- _Exercise details_:
Return every one of the following entries, reproducing each line unchanged.
** START Provided records **
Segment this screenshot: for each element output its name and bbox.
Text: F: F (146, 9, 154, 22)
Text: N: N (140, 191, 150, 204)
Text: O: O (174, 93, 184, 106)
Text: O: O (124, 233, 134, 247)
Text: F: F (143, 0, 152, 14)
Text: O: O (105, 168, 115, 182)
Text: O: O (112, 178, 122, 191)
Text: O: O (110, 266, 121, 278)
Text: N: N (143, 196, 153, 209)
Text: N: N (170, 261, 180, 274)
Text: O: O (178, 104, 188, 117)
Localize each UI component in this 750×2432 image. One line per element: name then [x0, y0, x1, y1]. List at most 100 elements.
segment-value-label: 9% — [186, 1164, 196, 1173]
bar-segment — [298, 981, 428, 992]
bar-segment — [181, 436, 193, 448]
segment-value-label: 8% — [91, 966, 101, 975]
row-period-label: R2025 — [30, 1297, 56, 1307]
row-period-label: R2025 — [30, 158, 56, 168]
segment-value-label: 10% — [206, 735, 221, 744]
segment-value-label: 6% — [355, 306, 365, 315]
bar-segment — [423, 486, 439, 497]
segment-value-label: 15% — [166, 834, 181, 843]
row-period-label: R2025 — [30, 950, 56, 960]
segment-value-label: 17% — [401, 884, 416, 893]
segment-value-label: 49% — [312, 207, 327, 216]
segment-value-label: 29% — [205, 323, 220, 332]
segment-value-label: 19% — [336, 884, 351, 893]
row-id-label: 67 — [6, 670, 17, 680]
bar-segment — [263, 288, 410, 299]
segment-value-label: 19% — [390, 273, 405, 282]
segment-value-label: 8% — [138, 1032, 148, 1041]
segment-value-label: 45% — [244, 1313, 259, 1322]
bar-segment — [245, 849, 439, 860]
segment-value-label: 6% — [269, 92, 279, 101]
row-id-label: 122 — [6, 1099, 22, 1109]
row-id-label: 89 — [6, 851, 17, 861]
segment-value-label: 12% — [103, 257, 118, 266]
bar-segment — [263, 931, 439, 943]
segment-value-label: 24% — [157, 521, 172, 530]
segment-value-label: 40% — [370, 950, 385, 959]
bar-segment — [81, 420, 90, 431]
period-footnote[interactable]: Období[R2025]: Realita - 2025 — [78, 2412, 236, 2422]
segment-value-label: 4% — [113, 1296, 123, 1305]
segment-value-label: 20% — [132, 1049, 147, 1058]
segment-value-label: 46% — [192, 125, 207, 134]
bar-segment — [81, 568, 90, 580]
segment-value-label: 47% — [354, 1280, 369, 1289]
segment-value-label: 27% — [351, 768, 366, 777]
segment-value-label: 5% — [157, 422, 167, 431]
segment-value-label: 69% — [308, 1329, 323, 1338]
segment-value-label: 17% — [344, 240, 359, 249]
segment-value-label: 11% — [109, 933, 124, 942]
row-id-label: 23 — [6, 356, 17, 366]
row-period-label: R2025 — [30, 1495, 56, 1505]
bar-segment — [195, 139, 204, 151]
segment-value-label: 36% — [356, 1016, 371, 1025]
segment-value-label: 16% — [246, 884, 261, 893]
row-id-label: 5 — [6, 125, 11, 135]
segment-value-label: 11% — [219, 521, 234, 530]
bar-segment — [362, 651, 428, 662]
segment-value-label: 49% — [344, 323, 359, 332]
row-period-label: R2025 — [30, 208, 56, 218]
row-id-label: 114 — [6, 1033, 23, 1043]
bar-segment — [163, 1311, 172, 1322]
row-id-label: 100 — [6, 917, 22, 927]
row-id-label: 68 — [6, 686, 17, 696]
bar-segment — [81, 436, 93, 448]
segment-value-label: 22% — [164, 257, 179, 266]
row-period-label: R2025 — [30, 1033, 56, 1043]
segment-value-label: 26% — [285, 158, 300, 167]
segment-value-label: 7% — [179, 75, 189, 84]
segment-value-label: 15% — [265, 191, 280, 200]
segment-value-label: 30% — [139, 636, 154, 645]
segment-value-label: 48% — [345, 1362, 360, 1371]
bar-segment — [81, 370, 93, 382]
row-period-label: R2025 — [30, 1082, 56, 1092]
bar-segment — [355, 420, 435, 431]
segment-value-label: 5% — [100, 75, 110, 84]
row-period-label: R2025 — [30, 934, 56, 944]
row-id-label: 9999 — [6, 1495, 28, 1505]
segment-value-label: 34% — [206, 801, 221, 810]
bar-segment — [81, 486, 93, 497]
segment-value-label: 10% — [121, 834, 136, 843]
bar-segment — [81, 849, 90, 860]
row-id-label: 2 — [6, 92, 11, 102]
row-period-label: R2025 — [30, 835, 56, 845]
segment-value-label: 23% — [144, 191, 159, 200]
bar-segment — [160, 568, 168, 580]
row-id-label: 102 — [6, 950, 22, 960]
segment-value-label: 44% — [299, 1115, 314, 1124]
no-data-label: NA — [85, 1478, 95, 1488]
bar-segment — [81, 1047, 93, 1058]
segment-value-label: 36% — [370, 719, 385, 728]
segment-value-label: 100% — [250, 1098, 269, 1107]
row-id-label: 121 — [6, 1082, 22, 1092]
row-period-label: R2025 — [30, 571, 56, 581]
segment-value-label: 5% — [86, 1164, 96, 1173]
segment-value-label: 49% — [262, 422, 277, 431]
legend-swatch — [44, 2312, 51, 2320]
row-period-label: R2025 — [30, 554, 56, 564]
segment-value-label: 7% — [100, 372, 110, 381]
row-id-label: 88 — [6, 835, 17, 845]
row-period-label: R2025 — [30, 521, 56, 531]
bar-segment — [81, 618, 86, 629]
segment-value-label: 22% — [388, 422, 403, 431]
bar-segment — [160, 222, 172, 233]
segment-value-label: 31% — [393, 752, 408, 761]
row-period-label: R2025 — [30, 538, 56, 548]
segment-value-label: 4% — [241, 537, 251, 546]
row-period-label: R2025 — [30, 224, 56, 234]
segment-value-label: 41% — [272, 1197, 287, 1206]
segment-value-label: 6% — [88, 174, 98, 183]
** END Provided records **
- _Answer to this task_:
Segment this screenshot: for each element output its name and bbox.
Text: F: F (146, 9, 154, 22)
Text: N: N (140, 191, 150, 204)
Text: O: O (174, 93, 184, 106)
Text: O: O (124, 233, 134, 247)
Text: F: F (143, 0, 152, 14)
Text: O: O (105, 168, 115, 182)
Text: O: O (112, 178, 122, 191)
Text: O: O (110, 266, 121, 278)
Text: N: N (143, 196, 153, 209)
Text: N: N (170, 261, 180, 274)
Text: O: O (178, 104, 188, 117)
Localize each UI component in this 750×2432 image. One line per element: name then [x0, y0, x1, y1]. List at most 100 elements.
segment-value-label: 9% — [186, 1164, 196, 1173]
bar-segment — [298, 981, 428, 992]
bar-segment — [181, 436, 193, 448]
segment-value-label: 8% — [91, 966, 101, 975]
row-period-label: R2025 — [30, 1297, 56, 1307]
row-period-label: R2025 — [30, 158, 56, 168]
segment-value-label: 10% — [206, 735, 221, 744]
segment-value-label: 6% — [355, 306, 365, 315]
bar-segment — [423, 486, 439, 497]
segment-value-label: 15% — [166, 834, 181, 843]
row-period-label: R2025 — [30, 950, 56, 960]
segment-value-label: 17% — [401, 884, 416, 893]
segment-value-label: 49% — [312, 207, 327, 216]
segment-value-label: 29% — [205, 323, 220, 332]
segment-value-label: 19% — [336, 884, 351, 893]
row-id-label: 67 — [6, 670, 17, 680]
bar-segment — [263, 288, 410, 299]
segment-value-label: 19% — [390, 273, 405, 282]
segment-value-label: 8% — [138, 1032, 148, 1041]
segment-value-label: 45% — [244, 1313, 259, 1322]
bar-segment — [245, 849, 439, 860]
segment-value-label: 6% — [269, 92, 279, 101]
row-id-label: 122 — [6, 1099, 22, 1109]
row-id-label: 89 — [6, 851, 17, 861]
segment-value-label: 12% — [103, 257, 118, 266]
bar-segment — [263, 931, 439, 943]
segment-value-label: 24% — [157, 521, 172, 530]
segment-value-label: 40% — [370, 950, 385, 959]
bar-segment — [81, 420, 90, 431]
period-footnote[interactable]: Období[R2025]: Realita - 2025 — [78, 2412, 236, 2422]
segment-value-label: 4% — [113, 1296, 123, 1305]
segment-value-label: 20% — [132, 1049, 147, 1058]
segment-value-label: 46% — [192, 125, 207, 134]
bar-segment — [81, 568, 90, 580]
segment-value-label: 47% — [354, 1280, 369, 1289]
segment-value-label: 27% — [351, 768, 366, 777]
segment-value-label: 5% — [157, 422, 167, 431]
segment-value-label: 69% — [308, 1329, 323, 1338]
segment-value-label: 17% — [344, 240, 359, 249]
segment-value-label: 11% — [109, 933, 124, 942]
row-id-label: 23 — [6, 356, 17, 366]
row-period-label: R2025 — [30, 1495, 56, 1505]
bar-segment — [195, 139, 204, 151]
segment-value-label: 36% — [356, 1016, 371, 1025]
segment-value-label: 16% — [246, 884, 261, 893]
row-id-label: 5 — [6, 125, 11, 135]
segment-value-label: 11% — [219, 521, 234, 530]
bar-segment — [362, 651, 428, 662]
segment-value-label: 49% — [344, 323, 359, 332]
row-period-label: R2025 — [30, 208, 56, 218]
row-id-label: 114 — [6, 1033, 23, 1043]
bar-segment — [163, 1311, 172, 1322]
row-id-label: 100 — [6, 917, 22, 927]
row-id-label: 68 — [6, 686, 17, 696]
bar-segment — [81, 436, 93, 448]
segment-value-label: 22% — [164, 257, 179, 266]
row-period-label: R2025 — [30, 1033, 56, 1043]
segment-value-label: 26% — [285, 158, 300, 167]
segment-value-label: 7% — [179, 75, 189, 84]
segment-value-label: 15% — [265, 191, 280, 200]
segment-value-label: 30% — [139, 636, 154, 645]
segment-value-label: 48% — [345, 1362, 360, 1371]
bar-segment — [81, 370, 93, 382]
row-period-label: R2025 — [30, 1082, 56, 1092]
bar-segment — [355, 420, 435, 431]
segment-value-label: 5% — [100, 75, 110, 84]
row-period-label: R2025 — [30, 934, 56, 944]
row-id-label: 9999 — [6, 1495, 28, 1505]
segment-value-label: 34% — [206, 801, 221, 810]
bar-segment — [81, 486, 93, 497]
segment-value-label: 10% — [121, 834, 136, 843]
bar-segment — [81, 849, 90, 860]
row-id-label: 2 — [6, 92, 11, 102]
row-period-label: R2025 — [30, 835, 56, 845]
segment-value-label: 23% — [144, 191, 159, 200]
bar-segment — [160, 568, 168, 580]
row-id-label: 102 — [6, 950, 22, 960]
segment-value-label: 44% — [299, 1115, 314, 1124]
no-data-label: NA — [85, 1478, 95, 1488]
bar-segment — [81, 1047, 93, 1058]
segment-value-label: 36% — [370, 719, 385, 728]
segment-value-label: 100% — [250, 1098, 269, 1107]
row-id-label: 121 — [6, 1082, 22, 1092]
row-period-label: R2025 — [30, 571, 56, 581]
segment-value-label: 5% — [86, 1164, 96, 1173]
segment-value-label: 49% — [262, 422, 277, 431]
legend-swatch — [44, 2312, 51, 2320]
row-period-label: R2025 — [30, 554, 56, 564]
segment-value-label: 7% — [100, 372, 110, 381]
row-id-label: 88 — [6, 835, 17, 845]
row-period-label: R2025 — [30, 521, 56, 531]
bar-segment — [81, 618, 86, 629]
segment-value-label: 22% — [388, 422, 403, 431]
bar-segment — [160, 222, 172, 233]
segment-value-label: 31% — [393, 752, 408, 761]
row-period-label: R2025 — [30, 538, 56, 548]
segment-value-label: 4% — [241, 537, 251, 546]
row-period-label: R2025 — [30, 224, 56, 234]
segment-value-label: 41% — [272, 1197, 287, 1206]
segment-value-label: 6% — [88, 174, 98, 183]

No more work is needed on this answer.